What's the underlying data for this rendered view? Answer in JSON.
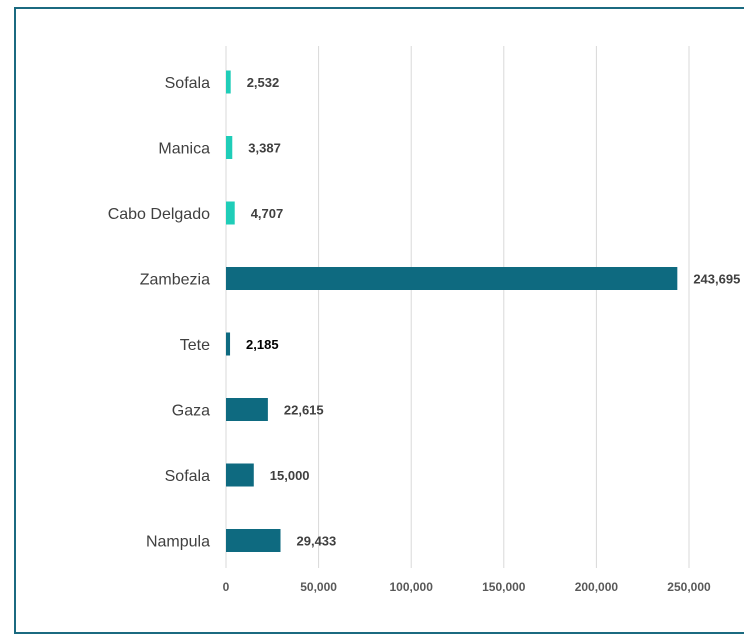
{
  "chart_data": {
    "type": "bar",
    "orientation": "horizontal",
    "title": "",
    "xlabel": "",
    "ylabel": "",
    "categories": [
      "Sofala",
      "Manica",
      "Cabo Delgado",
      "Zambezia",
      "Tete",
      "Gaza",
      "Sofala",
      "Nampula"
    ],
    "values": [
      2532,
      3387,
      4707,
      243695,
      2185,
      22615,
      15000,
      29433
    ],
    "value_labels": [
      "2,532",
      "3,387",
      "4,707",
      "243,695",
      "2,185",
      "22,615",
      "15,000",
      "29,433"
    ],
    "bar_colors": [
      "#1fcdb8",
      "#1fcdb8",
      "#1fcdb8",
      "#0e6a80",
      "#0e6a80",
      "#0e6a80",
      "#0e6a80",
      "#0e6a80"
    ],
    "xlim": [
      0,
      250000
    ],
    "xticks": [
      0,
      50000,
      100000,
      150000,
      200000,
      250000
    ],
    "xtick_labels": [
      "0",
      "50,000",
      "100,000",
      "150,000",
      "200,000",
      "250,000"
    ],
    "grid": true,
    "legend": "none"
  },
  "colors": {
    "frame": "#1b6a80",
    "grid": "#d9d9d9"
  }
}
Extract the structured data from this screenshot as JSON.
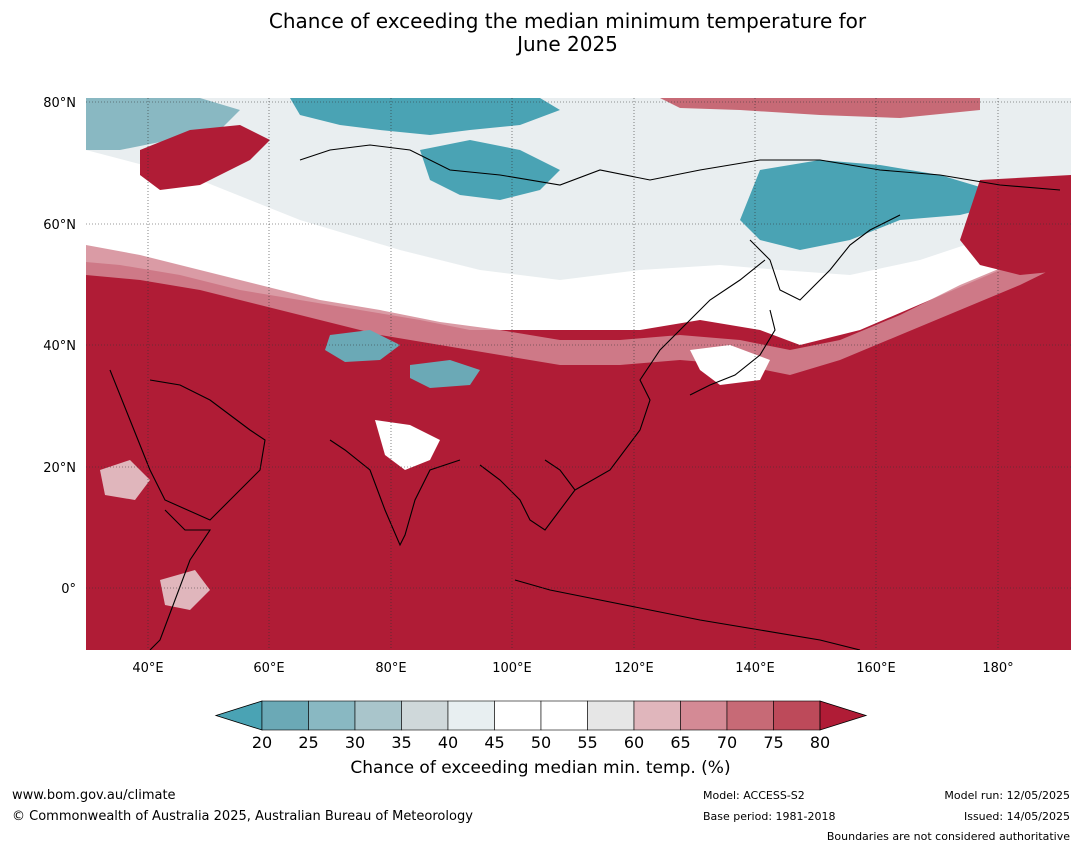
{
  "title": {
    "line1": "Chance of exceeding the median minimum temperature for",
    "line2": "June 2025"
  },
  "map": {
    "lat_labels": [
      "80°N",
      "60°N",
      "40°N",
      "20°N",
      "0°"
    ],
    "lon_labels": [
      "40°E",
      "60°E",
      "80°E",
      "100°E",
      "120°E",
      "140°E",
      "160°E",
      "180°"
    ],
    "colors": {
      "dominant_warm": "#b01c36",
      "cool": "#47a4b5",
      "neutral": "#ffffff"
    }
  },
  "colorbar": {
    "ticks": [
      "20",
      "25",
      "30",
      "35",
      "40",
      "45",
      "50",
      "55",
      "60",
      "65",
      "70",
      "75",
      "80"
    ],
    "colors": [
      "#4aa3b4",
      "#6ba9b6",
      "#89b8c2",
      "#a9c5cb",
      "#cfd8da",
      "#e8eff1",
      "#ffffff",
      "#ffffff",
      "#e6e6e6",
      "#e0b6bc",
      "#d48a95",
      "#c76a76",
      "#bd4a5a",
      "#b01c36"
    ],
    "label": "Chance of exceeding median min. temp. (%)"
  },
  "footer": {
    "website": "www.bom.gov.au/climate",
    "copyright": "© Commonwealth of Australia 2025, Australian Bureau of Meteorology",
    "model": "Model: ACCESS-S2",
    "base_period": "Base period: 1981-2018",
    "model_run": "Model run: 12/05/2025",
    "issued": "Issued: 14/05/2025",
    "disclaimer": "Boundaries are not considered authoritative"
  }
}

Job:
Write out, exactly as given, the line containing "Extract the structured" and every line after it through the end, with no pictures.

Written answer:
Extract the structured data from this screenshot as JSON.
{
  "title": {
    "line1": "Chance of exceeding the median minimum temperature for",
    "line2": "June 2025"
  },
  "map": {
    "lat_labels": [
      "80°N",
      "60°N",
      "40°N",
      "20°N",
      "0°"
    ],
    "lon_labels": [
      "40°E",
      "60°E",
      "80°E",
      "100°E",
      "120°E",
      "140°E",
      "160°E",
      "180°"
    ],
    "colors": {
      "dominant_warm": "#b01c36",
      "cool": "#47a4b5",
      "neutral": "#ffffff"
    }
  },
  "colorbar": {
    "ticks": [
      "20",
      "25",
      "30",
      "35",
      "40",
      "45",
      "50",
      "55",
      "60",
      "65",
      "70",
      "75",
      "80"
    ],
    "colors": [
      "#4aa3b4",
      "#6ba9b6",
      "#89b8c2",
      "#a9c5cb",
      "#cfd8da",
      "#e8eff1",
      "#ffffff",
      "#ffffff",
      "#e6e6e6",
      "#e0b6bc",
      "#d48a95",
      "#c76a76",
      "#bd4a5a",
      "#b01c36"
    ],
    "label": "Chance of exceeding median min. temp. (%)"
  },
  "footer": {
    "website": "www.bom.gov.au/climate",
    "copyright": "© Commonwealth of Australia 2025, Australian Bureau of Meteorology",
    "model": "Model: ACCESS-S2",
    "base_period": "Base period: 1981-2018",
    "model_run": "Model run: 12/05/2025",
    "issued": "Issued: 14/05/2025",
    "disclaimer": "Boundaries are not considered authoritative"
  }
}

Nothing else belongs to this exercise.